AIM
Each record is to be transcribed exactly.
───── RECORDS SUPPLIED
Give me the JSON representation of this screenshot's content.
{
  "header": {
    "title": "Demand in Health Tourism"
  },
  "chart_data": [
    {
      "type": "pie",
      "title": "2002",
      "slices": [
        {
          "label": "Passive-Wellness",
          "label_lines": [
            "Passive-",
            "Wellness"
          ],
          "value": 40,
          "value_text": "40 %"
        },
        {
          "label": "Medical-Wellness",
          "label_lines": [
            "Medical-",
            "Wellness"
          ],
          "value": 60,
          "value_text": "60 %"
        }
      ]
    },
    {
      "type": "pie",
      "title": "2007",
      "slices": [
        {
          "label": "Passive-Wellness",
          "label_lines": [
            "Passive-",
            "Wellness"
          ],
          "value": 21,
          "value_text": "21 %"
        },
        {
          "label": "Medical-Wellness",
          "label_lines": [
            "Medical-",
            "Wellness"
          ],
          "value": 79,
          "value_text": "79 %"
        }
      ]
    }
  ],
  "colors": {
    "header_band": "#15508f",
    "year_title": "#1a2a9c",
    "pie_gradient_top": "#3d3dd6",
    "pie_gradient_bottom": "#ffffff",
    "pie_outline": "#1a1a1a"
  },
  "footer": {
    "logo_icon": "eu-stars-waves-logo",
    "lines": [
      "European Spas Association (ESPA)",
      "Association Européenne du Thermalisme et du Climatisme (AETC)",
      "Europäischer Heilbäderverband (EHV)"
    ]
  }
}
──────────
OUTPUT FOR THIS TASK
Give me the JSON representation of this screenshot's content.
{
  "header": {
    "title": "Demand in Health Tourism"
  },
  "chart_data": [
    {
      "type": "pie",
      "title": "2002",
      "slices": [
        {
          "label": "Passive-Wellness",
          "label_lines": [
            "Passive-",
            "Wellness"
          ],
          "value": 40,
          "value_text": "40 %"
        },
        {
          "label": "Medical-Wellness",
          "label_lines": [
            "Medical-",
            "Wellness"
          ],
          "value": 60,
          "value_text": "60 %"
        }
      ]
    },
    {
      "type": "pie",
      "title": "2007",
      "slices": [
        {
          "label": "Passive-Wellness",
          "label_lines": [
            "Passive-",
            "Wellness"
          ],
          "value": 21,
          "value_text": "21 %"
        },
        {
          "label": "Medical-Wellness",
          "label_lines": [
            "Medical-",
            "Wellness"
          ],
          "value": 79,
          "value_text": "79 %"
        }
      ]
    }
  ],
  "colors": {
    "header_band": "#15508f",
    "year_title": "#1a2a9c",
    "pie_gradient_top": "#3d3dd6",
    "pie_gradient_bottom": "#ffffff",
    "pie_outline": "#1a1a1a"
  },
  "footer": {
    "logo_icon": "eu-stars-waves-logo",
    "lines": [
      "European Spas Association (ESPA)",
      "Association Européenne du Thermalisme et du Climatisme (AETC)",
      "Europäischer Heilbäderverband (EHV)"
    ]
  }
}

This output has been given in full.